***** DATA SHOWN *****

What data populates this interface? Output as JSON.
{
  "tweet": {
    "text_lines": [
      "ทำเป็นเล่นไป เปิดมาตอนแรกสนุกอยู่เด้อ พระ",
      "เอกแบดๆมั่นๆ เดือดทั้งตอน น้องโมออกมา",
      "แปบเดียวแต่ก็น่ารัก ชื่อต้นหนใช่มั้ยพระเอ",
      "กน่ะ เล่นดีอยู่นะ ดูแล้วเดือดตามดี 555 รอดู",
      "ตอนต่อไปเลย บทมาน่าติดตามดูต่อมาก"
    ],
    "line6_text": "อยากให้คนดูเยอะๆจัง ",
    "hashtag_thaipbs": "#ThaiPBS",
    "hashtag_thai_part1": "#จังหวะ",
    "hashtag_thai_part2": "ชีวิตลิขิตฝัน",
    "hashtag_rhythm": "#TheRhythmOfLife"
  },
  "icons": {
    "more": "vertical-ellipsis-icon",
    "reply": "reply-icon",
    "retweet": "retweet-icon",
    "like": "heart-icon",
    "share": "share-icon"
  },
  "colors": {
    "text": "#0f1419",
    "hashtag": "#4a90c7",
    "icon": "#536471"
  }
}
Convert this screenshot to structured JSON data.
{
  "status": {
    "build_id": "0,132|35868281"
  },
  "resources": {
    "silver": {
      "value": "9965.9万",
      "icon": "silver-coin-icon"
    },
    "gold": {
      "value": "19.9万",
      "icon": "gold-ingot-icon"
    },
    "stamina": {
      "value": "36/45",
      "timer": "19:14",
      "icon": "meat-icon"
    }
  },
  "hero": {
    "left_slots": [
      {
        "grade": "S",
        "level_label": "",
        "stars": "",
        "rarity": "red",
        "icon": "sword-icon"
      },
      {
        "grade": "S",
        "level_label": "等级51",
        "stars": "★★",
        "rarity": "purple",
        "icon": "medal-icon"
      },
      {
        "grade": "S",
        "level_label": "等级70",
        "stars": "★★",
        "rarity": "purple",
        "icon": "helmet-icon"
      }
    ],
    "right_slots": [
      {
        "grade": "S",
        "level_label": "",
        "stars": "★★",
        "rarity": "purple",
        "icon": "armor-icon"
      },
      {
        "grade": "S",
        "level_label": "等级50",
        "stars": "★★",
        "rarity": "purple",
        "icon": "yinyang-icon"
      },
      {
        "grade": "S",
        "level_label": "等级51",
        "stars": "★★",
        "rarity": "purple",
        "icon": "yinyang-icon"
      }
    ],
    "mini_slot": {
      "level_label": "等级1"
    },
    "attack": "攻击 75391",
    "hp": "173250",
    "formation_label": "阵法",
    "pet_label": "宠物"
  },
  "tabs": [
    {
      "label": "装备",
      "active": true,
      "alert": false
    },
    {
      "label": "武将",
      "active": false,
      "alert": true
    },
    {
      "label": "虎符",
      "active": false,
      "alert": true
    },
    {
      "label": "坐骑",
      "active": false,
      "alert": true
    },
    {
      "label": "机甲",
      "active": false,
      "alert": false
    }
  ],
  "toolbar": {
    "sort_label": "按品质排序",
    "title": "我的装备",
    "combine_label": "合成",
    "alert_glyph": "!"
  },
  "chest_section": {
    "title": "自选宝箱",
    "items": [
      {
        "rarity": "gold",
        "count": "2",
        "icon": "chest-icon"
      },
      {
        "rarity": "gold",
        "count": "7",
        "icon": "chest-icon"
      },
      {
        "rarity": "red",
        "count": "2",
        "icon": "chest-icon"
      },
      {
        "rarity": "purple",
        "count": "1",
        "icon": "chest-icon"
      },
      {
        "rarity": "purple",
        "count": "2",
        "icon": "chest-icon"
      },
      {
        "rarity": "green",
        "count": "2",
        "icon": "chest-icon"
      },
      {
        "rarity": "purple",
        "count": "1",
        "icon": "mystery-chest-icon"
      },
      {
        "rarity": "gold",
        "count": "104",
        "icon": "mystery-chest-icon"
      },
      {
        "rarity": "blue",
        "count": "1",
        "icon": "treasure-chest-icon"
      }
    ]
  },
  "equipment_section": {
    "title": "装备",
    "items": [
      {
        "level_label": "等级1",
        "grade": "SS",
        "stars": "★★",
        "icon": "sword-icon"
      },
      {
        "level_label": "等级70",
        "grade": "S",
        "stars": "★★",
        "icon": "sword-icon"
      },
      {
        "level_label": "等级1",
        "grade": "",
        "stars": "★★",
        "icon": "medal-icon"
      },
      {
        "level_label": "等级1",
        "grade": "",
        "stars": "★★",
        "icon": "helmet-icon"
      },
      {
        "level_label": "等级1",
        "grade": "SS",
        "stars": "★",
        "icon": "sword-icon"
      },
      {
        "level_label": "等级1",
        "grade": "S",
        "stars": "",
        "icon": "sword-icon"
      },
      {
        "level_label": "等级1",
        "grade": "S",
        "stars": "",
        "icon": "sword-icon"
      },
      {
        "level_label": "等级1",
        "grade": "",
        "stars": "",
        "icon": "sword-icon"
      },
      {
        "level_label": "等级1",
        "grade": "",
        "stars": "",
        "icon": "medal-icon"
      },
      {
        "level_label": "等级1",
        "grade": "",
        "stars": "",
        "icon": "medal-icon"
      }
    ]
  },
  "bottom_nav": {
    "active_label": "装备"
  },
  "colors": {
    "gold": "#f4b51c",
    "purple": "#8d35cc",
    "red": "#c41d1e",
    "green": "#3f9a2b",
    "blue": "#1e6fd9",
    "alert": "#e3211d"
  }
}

*****

**WRITTEN EXERCISE**
Extract the data exactly as given.

**RESPONSE TO THE TASK**
What data populates this interface? Output as JSON.
{
  "tweet": {
    "text_lines": [
      "ทำเป็นเล่นไป เปิดมาตอนแรกสนุกอยู่เด้อ พระ",
      "เอกแบดๆมั่นๆ เดือดทั้งตอน น้องโมออกมา",
      "แปบเดียวแต่ก็น่ารัก ชื่อต้นหนใช่มั้ยพระเอ",
      "กน่ะ เล่นดีอยู่นะ ดูแล้วเดือดตามดี 555 รอดู",
      "ตอนต่อไปเลย บทมาน่าติดตามดูต่อมาก"
    ],
    "line6_text": "อยากให้คนดูเยอะๆจัง ",
    "hashtag_thaipbs": "#ThaiPBS",
    "hashtag_thai_part1": "#จังหวะ",
    "hashtag_thai_part2": "ชีวิตลิขิตฝัน",
    "hashtag_rhythm": "#TheRhythmOfLife"
  },
  "icons": {
    "more": "vertical-ellipsis-icon",
    "reply": "reply-icon",
    "retweet": "retweet-icon",
    "like": "heart-icon",
    "share": "share-icon"
  },
  "colors": {
    "text": "#0f1419",
    "hashtag": "#4a90c7",
    "icon": "#536471"
  }
}
Convert this screenshot to structured JSON data.
{
  "status": {
    "build_id": "0,132|35868281"
  },
  "resources": {
    "silver": {
      "value": "9965.9万",
      "icon": "silver-coin-icon"
    },
    "gold": {
      "value": "19.9万",
      "icon": "gold-ingot-icon"
    },
    "stamina": {
      "value": "36/45",
      "timer": "19:14",
      "icon": "meat-icon"
    }
  },
  "hero": {
    "left_slots": [
      {
        "grade": "S",
        "level_label": "",
        "stars": "",
        "rarity": "red",
        "icon": "sword-icon"
      },
      {
        "grade": "S",
        "level_label": "等级51",
        "stars": "★★",
        "rarity": "purple",
        "icon": "medal-icon"
      },
      {
        "grade": "S",
        "level_label": "等级70",
        "stars": "★★",
        "rarity": "purple",
        "icon": "helmet-icon"
      }
    ],
    "right_slots": [
      {
        "grade": "S",
        "level_label": "",
        "stars": "★★",
        "rarity": "purple",
        "icon": "armor-icon"
      },
      {
        "grade": "S",
        "level_label": "等级50",
        "stars": "★★",
        "rarity": "purple",
        "icon": "yinyang-icon"
      },
      {
        "grade": "S",
        "level_label": "等级51",
        "stars": "★★",
        "rarity": "purple",
        "icon": "yinyang-icon"
      }
    ],
    "mini_slot": {
      "level_label": "等级1"
    },
    "attack": "攻击 75391",
    "hp": "173250",
    "formation_label": "阵法",
    "pet_label": "宠物"
  },
  "tabs": [
    {
      "label": "装备",
      "active": true,
      "alert": false
    },
    {
      "label": "武将",
      "active": false,
      "alert": true
    },
    {
      "label": "虎符",
      "active": false,
      "alert": true
    },
    {
      "label": "坐骑",
      "active": false,
      "alert": true
    },
    {
      "label": "机甲",
      "active": false,
      "alert": false
    }
  ],
  "toolbar": {
    "sort_label": "按品质排序",
    "title": "我的装备",
    "combine_label": "合成",
    "alert_glyph": "!"
  },
  "chest_section": {
    "title": "自选宝箱",
    "items": [
      {
        "rarity": "gold",
        "count": "2",
        "icon": "chest-icon"
      },
      {
        "rarity": "gold",
        "count": "7",
        "icon": "chest-icon"
      },
      {
        "rarity": "red",
        "count": "2",
        "icon": "chest-icon"
      },
      {
        "rarity": "purple",
        "count": "1",
        "icon": "chest-icon"
      },
      {
        "rarity": "purple",
        "count": "2",
        "icon": "chest-icon"
      },
      {
        "rarity": "green",
        "count": "2",
        "icon": "chest-icon"
      },
      {
        "rarity": "purple",
        "count": "1",
        "icon": "mystery-chest-icon"
      },
      {
        "rarity": "gold",
        "count": "104",
        "icon": "mystery-chest-icon"
      },
      {
        "rarity": "blue",
        "count": "1",
        "icon": "treasure-chest-icon"
      }
    ]
  },
  "equipment_section": {
    "title": "装备",
    "items": [
      {
        "level_label": "等级1",
        "grade": "SS",
        "stars": "★★",
        "icon": "sword-icon"
      },
      {
        "level_label": "等级70",
        "grade": "S",
        "stars": "★★",
        "icon": "sword-icon"
      },
      {
        "level_label": "等级1",
        "grade": "",
        "stars": "★★",
        "icon": "medal-icon"
      },
      {
        "level_label": "等级1",
        "grade": "",
        "stars": "★★",
        "icon": "helmet-icon"
      },
      {
        "level_label": "等级1",
        "grade": "SS",
        "stars": "★",
        "icon": "sword-icon"
      },
      {
        "level_label": "等级1",
        "grade": "S",
        "stars": "",
        "icon": "sword-icon"
      },
      {
        "level_label": "等级1",
        "grade": "S",
        "stars": "",
        "icon": "sword-icon"
      },
      {
        "level_label": "等级1",
        "grade": "",
        "stars": "",
        "icon": "sword-icon"
      },
      {
        "level_label": "等级1",
        "grade": "",
        "stars": "",
        "icon": "medal-icon"
      },
      {
        "level_label": "等级1",
        "grade": "",
        "stars": "",
        "icon": "medal-icon"
      }
    ]
  },
  "bottom_nav": {
    "active_label": "装备"
  },
  "colors": {
    "gold": "#f4b51c",
    "purple": "#8d35cc",
    "red": "#c41d1e",
    "green": "#3f9a2b",
    "blue": "#1e6fd9",
    "alert": "#e3211d"
  }
}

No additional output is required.